Go through each line of the records below and count those with the word "ylabel". Give only the count.

..............................

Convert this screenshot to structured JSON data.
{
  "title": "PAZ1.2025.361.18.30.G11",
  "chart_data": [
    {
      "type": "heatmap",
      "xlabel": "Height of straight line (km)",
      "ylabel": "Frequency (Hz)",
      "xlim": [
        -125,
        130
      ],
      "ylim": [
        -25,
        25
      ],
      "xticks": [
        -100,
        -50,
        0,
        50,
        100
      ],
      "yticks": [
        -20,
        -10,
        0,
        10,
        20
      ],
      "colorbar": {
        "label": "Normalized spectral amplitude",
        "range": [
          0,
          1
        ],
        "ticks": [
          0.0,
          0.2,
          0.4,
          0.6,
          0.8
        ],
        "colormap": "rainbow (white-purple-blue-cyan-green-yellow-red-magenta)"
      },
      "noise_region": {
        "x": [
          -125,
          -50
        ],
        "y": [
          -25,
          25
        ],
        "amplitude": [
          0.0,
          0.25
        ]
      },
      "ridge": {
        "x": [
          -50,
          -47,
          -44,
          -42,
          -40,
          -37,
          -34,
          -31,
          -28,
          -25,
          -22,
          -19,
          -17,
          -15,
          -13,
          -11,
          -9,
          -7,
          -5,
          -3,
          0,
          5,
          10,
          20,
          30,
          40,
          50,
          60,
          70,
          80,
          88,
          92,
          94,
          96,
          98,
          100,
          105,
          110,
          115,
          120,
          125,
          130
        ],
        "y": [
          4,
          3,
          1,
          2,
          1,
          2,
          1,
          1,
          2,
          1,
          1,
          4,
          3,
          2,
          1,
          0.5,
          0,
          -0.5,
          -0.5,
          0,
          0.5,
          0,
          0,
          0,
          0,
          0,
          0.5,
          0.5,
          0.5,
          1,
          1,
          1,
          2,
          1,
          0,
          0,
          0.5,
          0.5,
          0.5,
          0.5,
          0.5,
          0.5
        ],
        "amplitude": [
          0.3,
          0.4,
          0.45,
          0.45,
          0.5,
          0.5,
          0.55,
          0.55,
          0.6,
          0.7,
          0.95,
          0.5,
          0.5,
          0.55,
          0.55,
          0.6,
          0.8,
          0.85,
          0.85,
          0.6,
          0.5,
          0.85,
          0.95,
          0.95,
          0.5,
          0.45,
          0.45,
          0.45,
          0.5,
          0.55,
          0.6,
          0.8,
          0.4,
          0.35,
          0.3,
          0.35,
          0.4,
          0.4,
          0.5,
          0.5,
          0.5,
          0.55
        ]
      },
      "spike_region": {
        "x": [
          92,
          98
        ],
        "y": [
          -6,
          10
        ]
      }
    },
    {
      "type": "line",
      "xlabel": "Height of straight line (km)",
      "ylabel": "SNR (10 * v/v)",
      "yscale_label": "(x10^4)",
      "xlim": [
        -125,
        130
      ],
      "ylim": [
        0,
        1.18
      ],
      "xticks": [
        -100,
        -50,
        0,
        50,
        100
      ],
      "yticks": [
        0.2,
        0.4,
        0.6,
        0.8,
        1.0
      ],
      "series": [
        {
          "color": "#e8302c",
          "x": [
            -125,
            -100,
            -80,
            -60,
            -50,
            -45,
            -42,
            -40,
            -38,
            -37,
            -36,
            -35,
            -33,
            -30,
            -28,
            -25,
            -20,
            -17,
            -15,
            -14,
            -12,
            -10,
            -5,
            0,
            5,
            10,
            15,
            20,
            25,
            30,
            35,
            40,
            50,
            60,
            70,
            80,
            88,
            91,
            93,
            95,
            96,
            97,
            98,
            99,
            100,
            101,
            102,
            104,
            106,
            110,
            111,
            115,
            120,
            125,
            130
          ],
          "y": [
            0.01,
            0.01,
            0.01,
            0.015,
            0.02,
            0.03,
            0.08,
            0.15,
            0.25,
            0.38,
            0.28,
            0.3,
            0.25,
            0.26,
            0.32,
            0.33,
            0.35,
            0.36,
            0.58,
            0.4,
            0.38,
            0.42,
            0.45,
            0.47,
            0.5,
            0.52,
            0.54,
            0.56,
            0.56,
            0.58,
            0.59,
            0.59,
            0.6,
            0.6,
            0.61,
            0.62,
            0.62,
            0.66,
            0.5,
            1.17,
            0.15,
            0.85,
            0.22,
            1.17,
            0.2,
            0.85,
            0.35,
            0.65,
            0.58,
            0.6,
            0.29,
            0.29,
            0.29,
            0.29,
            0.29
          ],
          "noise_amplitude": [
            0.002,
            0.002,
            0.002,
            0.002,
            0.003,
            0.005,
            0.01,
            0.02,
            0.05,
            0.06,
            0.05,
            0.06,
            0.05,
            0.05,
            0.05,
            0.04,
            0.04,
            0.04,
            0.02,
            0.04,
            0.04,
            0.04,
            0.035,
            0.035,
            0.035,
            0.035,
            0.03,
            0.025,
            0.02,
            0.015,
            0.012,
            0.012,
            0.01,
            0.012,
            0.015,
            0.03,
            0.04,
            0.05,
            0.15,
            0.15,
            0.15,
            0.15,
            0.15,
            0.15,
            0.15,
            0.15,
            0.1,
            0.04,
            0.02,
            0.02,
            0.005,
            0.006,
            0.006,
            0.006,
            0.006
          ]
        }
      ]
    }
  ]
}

..............................

Complete answer: 2